## BEGIN Raw records

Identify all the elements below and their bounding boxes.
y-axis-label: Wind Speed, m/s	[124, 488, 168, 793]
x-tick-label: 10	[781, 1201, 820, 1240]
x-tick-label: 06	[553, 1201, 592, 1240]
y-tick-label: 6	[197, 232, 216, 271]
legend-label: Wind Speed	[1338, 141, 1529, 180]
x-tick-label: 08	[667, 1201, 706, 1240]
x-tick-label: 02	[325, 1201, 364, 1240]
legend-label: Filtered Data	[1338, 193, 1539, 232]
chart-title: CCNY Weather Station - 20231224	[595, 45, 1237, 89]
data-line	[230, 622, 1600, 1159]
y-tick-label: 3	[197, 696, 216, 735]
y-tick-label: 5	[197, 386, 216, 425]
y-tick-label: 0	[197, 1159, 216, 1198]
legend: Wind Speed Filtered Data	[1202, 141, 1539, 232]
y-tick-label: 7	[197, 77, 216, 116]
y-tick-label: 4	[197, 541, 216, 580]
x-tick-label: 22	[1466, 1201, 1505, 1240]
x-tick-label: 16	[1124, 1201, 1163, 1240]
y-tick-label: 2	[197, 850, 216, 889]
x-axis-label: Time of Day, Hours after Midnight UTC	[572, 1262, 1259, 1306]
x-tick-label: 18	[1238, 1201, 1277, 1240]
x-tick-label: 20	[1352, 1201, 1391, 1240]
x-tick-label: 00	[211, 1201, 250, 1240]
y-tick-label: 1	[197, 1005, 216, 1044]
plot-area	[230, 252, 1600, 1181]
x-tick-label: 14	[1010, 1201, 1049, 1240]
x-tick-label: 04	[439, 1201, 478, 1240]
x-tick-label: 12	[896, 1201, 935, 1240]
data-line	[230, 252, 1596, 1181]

## END Raw records

» **Given task**
Copy every line of the entries above word for word.

» **Result for this task**
Identify all the elements below and their bounding boxes.
y-axis-label: Wind Speed, m/s	[124, 488, 168, 793]
x-tick-label: 10	[781, 1201, 820, 1240]
x-tick-label: 06	[553, 1201, 592, 1240]
y-tick-label: 6	[197, 232, 216, 271]
legend-label: Wind Speed	[1338, 141, 1529, 180]
x-tick-label: 08	[667, 1201, 706, 1240]
x-tick-label: 02	[325, 1201, 364, 1240]
legend-label: Filtered Data	[1338, 193, 1539, 232]
chart-title: CCNY Weather Station - 20231224	[595, 45, 1237, 89]
data-line	[230, 622, 1600, 1159]
y-tick-label: 3	[197, 696, 216, 735]
y-tick-label: 5	[197, 386, 216, 425]
y-tick-label: 0	[197, 1159, 216, 1198]
legend: Wind Speed Filtered Data	[1202, 141, 1539, 232]
y-tick-label: 7	[197, 77, 216, 116]
y-tick-label: 4	[197, 541, 216, 580]
x-tick-label: 22	[1466, 1201, 1505, 1240]
x-tick-label: 16	[1124, 1201, 1163, 1240]
y-tick-label: 2	[197, 850, 216, 889]
x-axis-label: Time of Day, Hours after Midnight UTC	[572, 1262, 1259, 1306]
x-tick-label: 18	[1238, 1201, 1277, 1240]
x-tick-label: 20	[1352, 1201, 1391, 1240]
x-tick-label: 00	[211, 1201, 250, 1240]
y-tick-label: 1	[197, 1005, 216, 1044]
plot-area	[230, 252, 1600, 1181]
x-tick-label: 14	[1010, 1201, 1049, 1240]
x-tick-label: 04	[439, 1201, 478, 1240]
x-tick-label: 12	[896, 1201, 935, 1240]
data-line	[230, 252, 1596, 1181]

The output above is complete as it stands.